* Start RECORDS FOR THE EXERCISE *
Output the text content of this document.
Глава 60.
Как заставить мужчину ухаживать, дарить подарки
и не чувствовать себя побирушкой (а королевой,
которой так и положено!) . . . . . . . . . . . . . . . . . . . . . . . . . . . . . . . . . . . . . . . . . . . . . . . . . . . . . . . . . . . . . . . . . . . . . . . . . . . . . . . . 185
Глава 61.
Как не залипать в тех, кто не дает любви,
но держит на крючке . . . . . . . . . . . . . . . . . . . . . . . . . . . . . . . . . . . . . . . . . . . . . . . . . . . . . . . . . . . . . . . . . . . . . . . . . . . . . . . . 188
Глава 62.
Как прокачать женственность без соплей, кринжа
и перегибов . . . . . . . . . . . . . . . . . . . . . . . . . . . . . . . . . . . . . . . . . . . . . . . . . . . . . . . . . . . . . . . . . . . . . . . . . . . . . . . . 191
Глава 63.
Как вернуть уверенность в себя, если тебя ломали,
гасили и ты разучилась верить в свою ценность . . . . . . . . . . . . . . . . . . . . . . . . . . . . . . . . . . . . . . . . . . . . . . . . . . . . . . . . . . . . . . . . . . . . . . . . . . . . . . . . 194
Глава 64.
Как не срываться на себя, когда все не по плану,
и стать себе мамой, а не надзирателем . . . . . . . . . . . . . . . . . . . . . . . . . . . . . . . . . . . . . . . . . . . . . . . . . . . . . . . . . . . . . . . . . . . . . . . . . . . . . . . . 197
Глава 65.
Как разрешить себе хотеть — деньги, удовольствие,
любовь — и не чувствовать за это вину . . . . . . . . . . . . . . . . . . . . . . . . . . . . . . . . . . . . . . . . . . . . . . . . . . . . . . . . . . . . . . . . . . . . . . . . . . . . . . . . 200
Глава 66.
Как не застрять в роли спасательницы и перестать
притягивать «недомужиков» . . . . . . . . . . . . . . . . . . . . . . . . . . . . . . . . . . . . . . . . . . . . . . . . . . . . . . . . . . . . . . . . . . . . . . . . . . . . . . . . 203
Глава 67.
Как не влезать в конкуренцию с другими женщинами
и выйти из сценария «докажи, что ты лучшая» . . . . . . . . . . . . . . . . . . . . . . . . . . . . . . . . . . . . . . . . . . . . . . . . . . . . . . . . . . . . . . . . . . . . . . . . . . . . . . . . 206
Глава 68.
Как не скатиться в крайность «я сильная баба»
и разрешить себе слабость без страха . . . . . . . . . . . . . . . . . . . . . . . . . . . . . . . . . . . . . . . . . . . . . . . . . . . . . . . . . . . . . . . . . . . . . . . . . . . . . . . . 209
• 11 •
* End RECORDS FOR THE EXERCISE *
- [WORK TO BE COMPLETED]
Find all lines holding the string "себя" and copy them.

- [ANSWER TO THIS PROBLEM]
и не чувствовать себя побирушкой (а королевой,
Как вернуть уверенность в себя, если тебя ломали,
Как не срываться на себя, когда все не по плану,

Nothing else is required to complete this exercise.